#### [Short problem]
Locate all lines with the word "https". Copy them.

#### [Material provided]
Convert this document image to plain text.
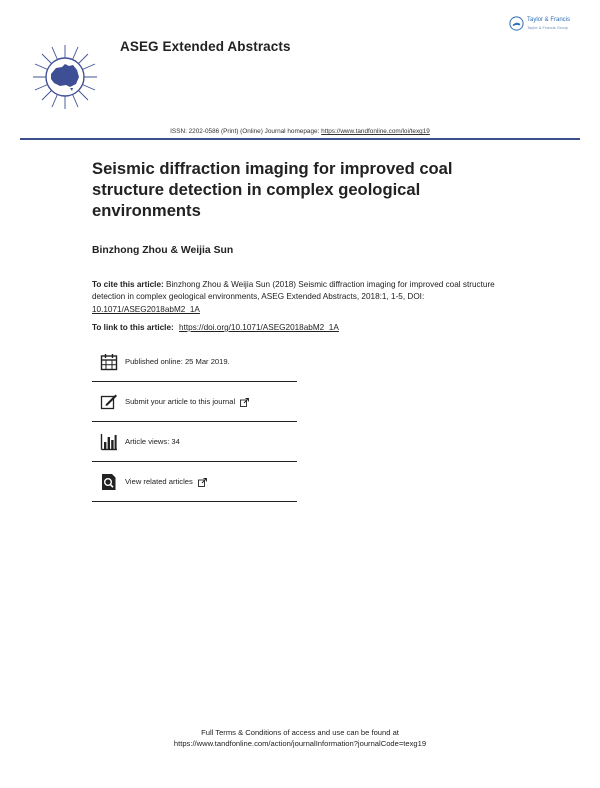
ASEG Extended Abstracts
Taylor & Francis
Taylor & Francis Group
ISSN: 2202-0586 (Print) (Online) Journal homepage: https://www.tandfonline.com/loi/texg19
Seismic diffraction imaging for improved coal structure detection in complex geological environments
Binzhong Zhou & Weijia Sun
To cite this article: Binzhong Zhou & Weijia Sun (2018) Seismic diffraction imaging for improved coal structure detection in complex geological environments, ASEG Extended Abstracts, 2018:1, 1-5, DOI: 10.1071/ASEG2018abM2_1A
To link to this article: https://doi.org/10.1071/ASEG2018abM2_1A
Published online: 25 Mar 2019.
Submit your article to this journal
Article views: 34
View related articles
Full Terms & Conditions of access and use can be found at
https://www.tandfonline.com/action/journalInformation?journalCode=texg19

#### [Result below]
ISSN: 2202-0586 (Print) (Online) Journal homepage: https://www.tandfonline.com/loi/texg19
To link to this article: https://doi.org/10.1071/ASEG2018abM2_1A
https://www.tandfonline.com/action/journalInformation?journalCode=texg19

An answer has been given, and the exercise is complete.